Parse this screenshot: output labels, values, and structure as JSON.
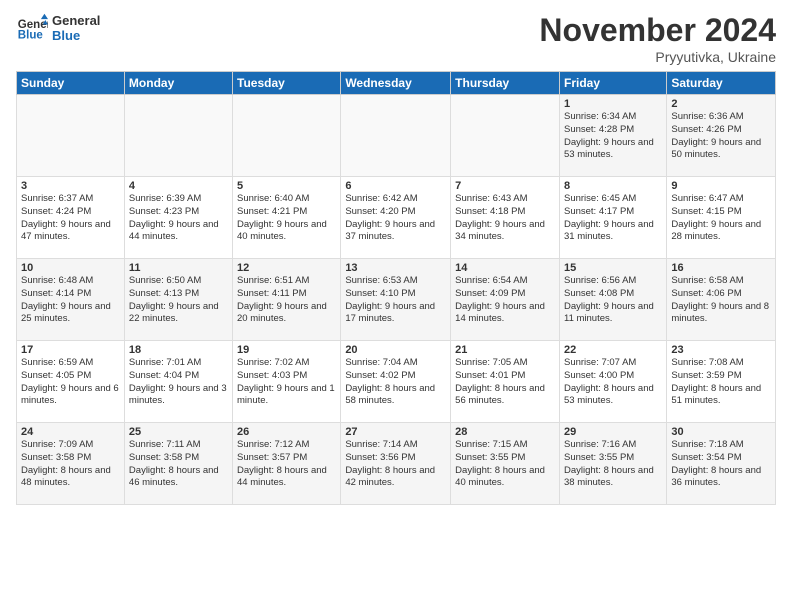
{
  "logo": {
    "line1": "General",
    "line2": "Blue"
  },
  "title": "November 2024",
  "location": "Pryyutivka, Ukraine",
  "weekdays": [
    "Sunday",
    "Monday",
    "Tuesday",
    "Wednesday",
    "Thursday",
    "Friday",
    "Saturday"
  ],
  "weeks": [
    [
      {
        "day": "",
        "info": ""
      },
      {
        "day": "",
        "info": ""
      },
      {
        "day": "",
        "info": ""
      },
      {
        "day": "",
        "info": ""
      },
      {
        "day": "",
        "info": ""
      },
      {
        "day": "1",
        "info": "Sunrise: 6:34 AM\nSunset: 4:28 PM\nDaylight: 9 hours\nand 53 minutes."
      },
      {
        "day": "2",
        "info": "Sunrise: 6:36 AM\nSunset: 4:26 PM\nDaylight: 9 hours\nand 50 minutes."
      }
    ],
    [
      {
        "day": "3",
        "info": "Sunrise: 6:37 AM\nSunset: 4:24 PM\nDaylight: 9 hours\nand 47 minutes."
      },
      {
        "day": "4",
        "info": "Sunrise: 6:39 AM\nSunset: 4:23 PM\nDaylight: 9 hours\nand 44 minutes."
      },
      {
        "day": "5",
        "info": "Sunrise: 6:40 AM\nSunset: 4:21 PM\nDaylight: 9 hours\nand 40 minutes."
      },
      {
        "day": "6",
        "info": "Sunrise: 6:42 AM\nSunset: 4:20 PM\nDaylight: 9 hours\nand 37 minutes."
      },
      {
        "day": "7",
        "info": "Sunrise: 6:43 AM\nSunset: 4:18 PM\nDaylight: 9 hours\nand 34 minutes."
      },
      {
        "day": "8",
        "info": "Sunrise: 6:45 AM\nSunset: 4:17 PM\nDaylight: 9 hours\nand 31 minutes."
      },
      {
        "day": "9",
        "info": "Sunrise: 6:47 AM\nSunset: 4:15 PM\nDaylight: 9 hours\nand 28 minutes."
      }
    ],
    [
      {
        "day": "10",
        "info": "Sunrise: 6:48 AM\nSunset: 4:14 PM\nDaylight: 9 hours\nand 25 minutes."
      },
      {
        "day": "11",
        "info": "Sunrise: 6:50 AM\nSunset: 4:13 PM\nDaylight: 9 hours\nand 22 minutes."
      },
      {
        "day": "12",
        "info": "Sunrise: 6:51 AM\nSunset: 4:11 PM\nDaylight: 9 hours\nand 20 minutes."
      },
      {
        "day": "13",
        "info": "Sunrise: 6:53 AM\nSunset: 4:10 PM\nDaylight: 9 hours\nand 17 minutes."
      },
      {
        "day": "14",
        "info": "Sunrise: 6:54 AM\nSunset: 4:09 PM\nDaylight: 9 hours\nand 14 minutes."
      },
      {
        "day": "15",
        "info": "Sunrise: 6:56 AM\nSunset: 4:08 PM\nDaylight: 9 hours\nand 11 minutes."
      },
      {
        "day": "16",
        "info": "Sunrise: 6:58 AM\nSunset: 4:06 PM\nDaylight: 9 hours\nand 8 minutes."
      }
    ],
    [
      {
        "day": "17",
        "info": "Sunrise: 6:59 AM\nSunset: 4:05 PM\nDaylight: 9 hours\nand 6 minutes."
      },
      {
        "day": "18",
        "info": "Sunrise: 7:01 AM\nSunset: 4:04 PM\nDaylight: 9 hours\nand 3 minutes."
      },
      {
        "day": "19",
        "info": "Sunrise: 7:02 AM\nSunset: 4:03 PM\nDaylight: 9 hours\nand 1 minute."
      },
      {
        "day": "20",
        "info": "Sunrise: 7:04 AM\nSunset: 4:02 PM\nDaylight: 8 hours\nand 58 minutes."
      },
      {
        "day": "21",
        "info": "Sunrise: 7:05 AM\nSunset: 4:01 PM\nDaylight: 8 hours\nand 56 minutes."
      },
      {
        "day": "22",
        "info": "Sunrise: 7:07 AM\nSunset: 4:00 PM\nDaylight: 8 hours\nand 53 minutes."
      },
      {
        "day": "23",
        "info": "Sunrise: 7:08 AM\nSunset: 3:59 PM\nDaylight: 8 hours\nand 51 minutes."
      }
    ],
    [
      {
        "day": "24",
        "info": "Sunrise: 7:09 AM\nSunset: 3:58 PM\nDaylight: 8 hours\nand 48 minutes."
      },
      {
        "day": "25",
        "info": "Sunrise: 7:11 AM\nSunset: 3:58 PM\nDaylight: 8 hours\nand 46 minutes."
      },
      {
        "day": "26",
        "info": "Sunrise: 7:12 AM\nSunset: 3:57 PM\nDaylight: 8 hours\nand 44 minutes."
      },
      {
        "day": "27",
        "info": "Sunrise: 7:14 AM\nSunset: 3:56 PM\nDaylight: 8 hours\nand 42 minutes."
      },
      {
        "day": "28",
        "info": "Sunrise: 7:15 AM\nSunset: 3:55 PM\nDaylight: 8 hours\nand 40 minutes."
      },
      {
        "day": "29",
        "info": "Sunrise: 7:16 AM\nSunset: 3:55 PM\nDaylight: 8 hours\nand 38 minutes."
      },
      {
        "day": "30",
        "info": "Sunrise: 7:18 AM\nSunset: 3:54 PM\nDaylight: 8 hours\nand 36 minutes."
      }
    ]
  ]
}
++++++++++
* **EXERCISE REQUIREMENTS**
From the listing, extract all text exactly as given and drop any picture.

* **EXERCISE SOLUTION**
Parse this screenshot: output labels, values, and structure as JSON.
{
  "logo": {
    "line1": "General",
    "line2": "Blue"
  },
  "title": "November 2024",
  "location": "Pryyutivka, Ukraine",
  "weekdays": [
    "Sunday",
    "Monday",
    "Tuesday",
    "Wednesday",
    "Thursday",
    "Friday",
    "Saturday"
  ],
  "weeks": [
    [
      {
        "day": "",
        "info": ""
      },
      {
        "day": "",
        "info": ""
      },
      {
        "day": "",
        "info": ""
      },
      {
        "day": "",
        "info": ""
      },
      {
        "day": "",
        "info": ""
      },
      {
        "day": "1",
        "info": "Sunrise: 6:34 AM\nSunset: 4:28 PM\nDaylight: 9 hours\nand 53 minutes."
      },
      {
        "day": "2",
        "info": "Sunrise: 6:36 AM\nSunset: 4:26 PM\nDaylight: 9 hours\nand 50 minutes."
      }
    ],
    [
      {
        "day": "3",
        "info": "Sunrise: 6:37 AM\nSunset: 4:24 PM\nDaylight: 9 hours\nand 47 minutes."
      },
      {
        "day": "4",
        "info": "Sunrise: 6:39 AM\nSunset: 4:23 PM\nDaylight: 9 hours\nand 44 minutes."
      },
      {
        "day": "5",
        "info": "Sunrise: 6:40 AM\nSunset: 4:21 PM\nDaylight: 9 hours\nand 40 minutes."
      },
      {
        "day": "6",
        "info": "Sunrise: 6:42 AM\nSunset: 4:20 PM\nDaylight: 9 hours\nand 37 minutes."
      },
      {
        "day": "7",
        "info": "Sunrise: 6:43 AM\nSunset: 4:18 PM\nDaylight: 9 hours\nand 34 minutes."
      },
      {
        "day": "8",
        "info": "Sunrise: 6:45 AM\nSunset: 4:17 PM\nDaylight: 9 hours\nand 31 minutes."
      },
      {
        "day": "9",
        "info": "Sunrise: 6:47 AM\nSunset: 4:15 PM\nDaylight: 9 hours\nand 28 minutes."
      }
    ],
    [
      {
        "day": "10",
        "info": "Sunrise: 6:48 AM\nSunset: 4:14 PM\nDaylight: 9 hours\nand 25 minutes."
      },
      {
        "day": "11",
        "info": "Sunrise: 6:50 AM\nSunset: 4:13 PM\nDaylight: 9 hours\nand 22 minutes."
      },
      {
        "day": "12",
        "info": "Sunrise: 6:51 AM\nSunset: 4:11 PM\nDaylight: 9 hours\nand 20 minutes."
      },
      {
        "day": "13",
        "info": "Sunrise: 6:53 AM\nSunset: 4:10 PM\nDaylight: 9 hours\nand 17 minutes."
      },
      {
        "day": "14",
        "info": "Sunrise: 6:54 AM\nSunset: 4:09 PM\nDaylight: 9 hours\nand 14 minutes."
      },
      {
        "day": "15",
        "info": "Sunrise: 6:56 AM\nSunset: 4:08 PM\nDaylight: 9 hours\nand 11 minutes."
      },
      {
        "day": "16",
        "info": "Sunrise: 6:58 AM\nSunset: 4:06 PM\nDaylight: 9 hours\nand 8 minutes."
      }
    ],
    [
      {
        "day": "17",
        "info": "Sunrise: 6:59 AM\nSunset: 4:05 PM\nDaylight: 9 hours\nand 6 minutes."
      },
      {
        "day": "18",
        "info": "Sunrise: 7:01 AM\nSunset: 4:04 PM\nDaylight: 9 hours\nand 3 minutes."
      },
      {
        "day": "19",
        "info": "Sunrise: 7:02 AM\nSunset: 4:03 PM\nDaylight: 9 hours\nand 1 minute."
      },
      {
        "day": "20",
        "info": "Sunrise: 7:04 AM\nSunset: 4:02 PM\nDaylight: 8 hours\nand 58 minutes."
      },
      {
        "day": "21",
        "info": "Sunrise: 7:05 AM\nSunset: 4:01 PM\nDaylight: 8 hours\nand 56 minutes."
      },
      {
        "day": "22",
        "info": "Sunrise: 7:07 AM\nSunset: 4:00 PM\nDaylight: 8 hours\nand 53 minutes."
      },
      {
        "day": "23",
        "info": "Sunrise: 7:08 AM\nSunset: 3:59 PM\nDaylight: 8 hours\nand 51 minutes."
      }
    ],
    [
      {
        "day": "24",
        "info": "Sunrise: 7:09 AM\nSunset: 3:58 PM\nDaylight: 8 hours\nand 48 minutes."
      },
      {
        "day": "25",
        "info": "Sunrise: 7:11 AM\nSunset: 3:58 PM\nDaylight: 8 hours\nand 46 minutes."
      },
      {
        "day": "26",
        "info": "Sunrise: 7:12 AM\nSunset: 3:57 PM\nDaylight: 8 hours\nand 44 minutes."
      },
      {
        "day": "27",
        "info": "Sunrise: 7:14 AM\nSunset: 3:56 PM\nDaylight: 8 hours\nand 42 minutes."
      },
      {
        "day": "28",
        "info": "Sunrise: 7:15 AM\nSunset: 3:55 PM\nDaylight: 8 hours\nand 40 minutes."
      },
      {
        "day": "29",
        "info": "Sunrise: 7:16 AM\nSunset: 3:55 PM\nDaylight: 8 hours\nand 38 minutes."
      },
      {
        "day": "30",
        "info": "Sunrise: 7:18 AM\nSunset: 3:54 PM\nDaylight: 8 hours\nand 36 minutes."
      }
    ]
  ]
}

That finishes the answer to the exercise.